WRITTEN REQUEST 1> In the headlight thread, how long did converting the 9005 bulbs into 9006 bulbs take?
WRITTEN REQUEST 2> Transcribe the headlight thread starting with "## JollyRoger (Dec" and going on through "do you want?)".
WRITTEN REQUEST 3> Write the next part of the forum thread on brighter car headlights, picking up after its final line.

TEXT>
# Brighter Auto Headlight



## JollyRoger (Dec 3, 2001)

If you don't want to spend too much, you can buy the high beam bulbs (9005, I believe) and dremel the base a bit so that they fit in the 9006 headlight sockets in your car. That's what I did. Not so bright as to offend others, but pretty bright, and a lot whiter light. This is a cheap method of making brighter low beams. I didn't do anything to my high beams (don't really use them too often, and they're really bright anyways...how much brighter do you want?)

The whole "conversion" of the 9005 bulbs into 9006 bulbs took me about 10-15 min. Shouldn't take you too long...

BTW, I used the 9005 Sylvania Cool Blue lights. I know, they're the silly "blue" lights, but the output is actually kind of white (slightly yellow), not "blue."


----------



## Brock (Dec 3, 2001)

You can buy higher wattage lamps at most car specialty places. Generally they are 45/55w if I remember correctly, but you can get up to 65/100. I got 45/100 so my dims are normal, but my brights are much brighter. I never leave my brights on around other cars, but if someone leaves their brights on they will see mine for a second




Then they usually turn theirs off. I believe Northern Tool has them and what the heck is the name of that other company that sells automotive parts???


----------



## Flashlightboy (Dec 3, 2001)

Did you spend any time at the PIAA website? They have different outputs but I'm not sure about your application. I have their Superwhite 9007 lights in my Explorer and they're great.


----------



## Gandalf (Dec 3, 2001)

PROVIDED DATA>
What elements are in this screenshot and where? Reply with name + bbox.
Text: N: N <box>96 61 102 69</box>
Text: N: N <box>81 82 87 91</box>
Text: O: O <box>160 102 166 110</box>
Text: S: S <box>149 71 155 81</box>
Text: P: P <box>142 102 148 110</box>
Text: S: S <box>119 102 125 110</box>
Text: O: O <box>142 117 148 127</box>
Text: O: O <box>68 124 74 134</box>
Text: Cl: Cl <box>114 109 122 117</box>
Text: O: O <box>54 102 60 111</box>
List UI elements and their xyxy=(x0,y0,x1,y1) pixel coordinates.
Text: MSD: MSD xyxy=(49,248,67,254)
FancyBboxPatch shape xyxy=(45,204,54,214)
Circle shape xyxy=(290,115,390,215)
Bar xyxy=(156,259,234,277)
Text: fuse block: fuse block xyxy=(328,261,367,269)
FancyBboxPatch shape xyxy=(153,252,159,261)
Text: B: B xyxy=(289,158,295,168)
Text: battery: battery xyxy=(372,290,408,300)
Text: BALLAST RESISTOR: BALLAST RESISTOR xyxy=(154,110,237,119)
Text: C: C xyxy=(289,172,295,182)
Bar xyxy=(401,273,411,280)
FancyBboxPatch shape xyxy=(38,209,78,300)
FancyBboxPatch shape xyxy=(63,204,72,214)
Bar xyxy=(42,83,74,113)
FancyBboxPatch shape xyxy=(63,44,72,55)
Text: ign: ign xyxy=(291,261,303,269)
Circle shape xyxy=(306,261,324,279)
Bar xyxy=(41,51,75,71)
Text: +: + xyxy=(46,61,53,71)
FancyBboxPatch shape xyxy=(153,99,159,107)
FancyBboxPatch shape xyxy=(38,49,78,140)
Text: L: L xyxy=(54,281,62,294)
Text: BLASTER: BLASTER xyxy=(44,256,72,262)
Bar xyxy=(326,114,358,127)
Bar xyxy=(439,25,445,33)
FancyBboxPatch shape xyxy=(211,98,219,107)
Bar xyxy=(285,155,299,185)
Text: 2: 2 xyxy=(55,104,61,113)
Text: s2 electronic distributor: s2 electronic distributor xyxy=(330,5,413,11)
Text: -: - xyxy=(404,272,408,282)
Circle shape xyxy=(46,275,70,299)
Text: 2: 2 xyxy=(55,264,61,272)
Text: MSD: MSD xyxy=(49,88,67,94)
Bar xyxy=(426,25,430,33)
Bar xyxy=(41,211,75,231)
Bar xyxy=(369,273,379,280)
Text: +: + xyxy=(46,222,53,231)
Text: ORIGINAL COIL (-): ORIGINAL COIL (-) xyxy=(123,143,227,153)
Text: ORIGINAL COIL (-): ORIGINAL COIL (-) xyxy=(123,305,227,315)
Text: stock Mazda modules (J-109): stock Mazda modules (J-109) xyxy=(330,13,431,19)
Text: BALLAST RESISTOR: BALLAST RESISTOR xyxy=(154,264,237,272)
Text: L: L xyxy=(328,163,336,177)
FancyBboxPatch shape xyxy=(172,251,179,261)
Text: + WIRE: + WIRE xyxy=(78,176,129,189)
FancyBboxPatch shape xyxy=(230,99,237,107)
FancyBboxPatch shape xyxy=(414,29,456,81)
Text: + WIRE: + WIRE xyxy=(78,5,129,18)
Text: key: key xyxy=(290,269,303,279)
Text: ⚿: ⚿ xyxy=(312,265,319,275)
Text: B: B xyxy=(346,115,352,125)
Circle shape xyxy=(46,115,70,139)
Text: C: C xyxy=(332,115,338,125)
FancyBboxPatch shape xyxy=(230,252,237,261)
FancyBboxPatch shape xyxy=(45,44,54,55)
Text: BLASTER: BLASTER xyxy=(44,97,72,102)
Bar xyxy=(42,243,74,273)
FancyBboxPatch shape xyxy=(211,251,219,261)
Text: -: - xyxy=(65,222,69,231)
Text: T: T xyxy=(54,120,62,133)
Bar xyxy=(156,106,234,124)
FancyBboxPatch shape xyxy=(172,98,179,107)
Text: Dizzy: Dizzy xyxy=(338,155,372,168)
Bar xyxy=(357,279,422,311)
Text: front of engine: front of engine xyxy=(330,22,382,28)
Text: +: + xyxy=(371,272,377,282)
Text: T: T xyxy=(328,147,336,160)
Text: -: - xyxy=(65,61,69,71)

WRITTEN RESPONSE 1> About 10-15 minutes.

WRITTEN RESPONSE 2>
## JollyRoger (Dec 3, 2001)

If you don't want to spend too much, you can buy the high beam bulbs (9005, I believe) and dremel the base a bit so that they fit in the 9006 headlight sockets in your car. That's what I did. Not so bright as to offend others, but pretty bright, and a lot whiter light. This is a cheap method of making brighter low beams. I didn't do anything to my high beams (don't really use them too often, and they're really bright anyways...how much brighter do you want?)

WRITTEN RESPONSE 3>
I put a set of 80 watt *xenon* bulbs in my Honda, and while they have that crappy blue color, ( "looks like a HID lamp!") they are 80 watts, compared to 55 watts, more powerful. And *much more* white than blue. No yellow, mostly.

Since so many other cars have the HID lamps now, I have only been 'flashed' one time in about 8 months. No police problems, either.

Only problem, I can't find the website! Crap
They were about $45/pr. shipped.

But I book marked another website that has a large assortment of lamps, and they are less expensive than what I bought:
http://lightlens.com/bulbs.htm 

They have a 80 watt lamp that is equivalent to what I got, for less money, $25/pr +shipping.

Worth a try. I think the lights I got were worth the money, as my middle aged eyes have worse and worse night vision..... I just hope they last!


----------



## kb0rrg (Dec 3, 2001)

Would you consider wiring in a second set? ie driving lights?


----------



## JoeyL (Dec 3, 2001)

Is that auto website by any chance
J.C. Whitney?
They have a lot of stuff.


----------



## The_LED_Museum (Dec 3, 2001)

I've been using an 85 watt Hella off-road lamp on my wheelchair, and although it's brighter than most car headlights, it doesn't have that pretty blue-white HID color I really want.

You could probably still find these in the J.C. Whitney catalogues. I found mine at a flea market (cover and all) and paid $5 for it.


----------



## SurefireM6 (Dec 3, 2001)

JC Whitney has drop in regular bulbs up to 110/130 (no dorky blue coating, comon who are they fooling...hmm that Honda Civic has HID lights! Yeah right.). 
http://www.jcwhitney.com 

also Autotoys has do-it-yourself HID kits for around $600. You install the balasts yourself and just insert the HID bulbs in place of your old ones. Takes about 2 hours if electically savy.


----------



## BuddTX (Dec 4, 2001)

I want to replace the stock headlights in my GMC Sierra Pickup.

Now All I want are BRIGHTER lights in my truck. I don't want to spend thousands putting a HID system in, and I don't want to put in one of those cheap blue coated bulb. I can't believe that GE, Sylvania and Phillips offer a blub bulb. If one does 20 minutes of research on the internet, you will discover that the BLUE lights ACTUALLY REDUCE the amount of light coming from the bulb. Now I don't mind putting something "not quite legal" (not DOT Approved) higher wattage bulbs in my truck, but I am having trouble finding non BLUE bulbs with a higher wattage.

BTY, I need 9005 and 9006 bulbs.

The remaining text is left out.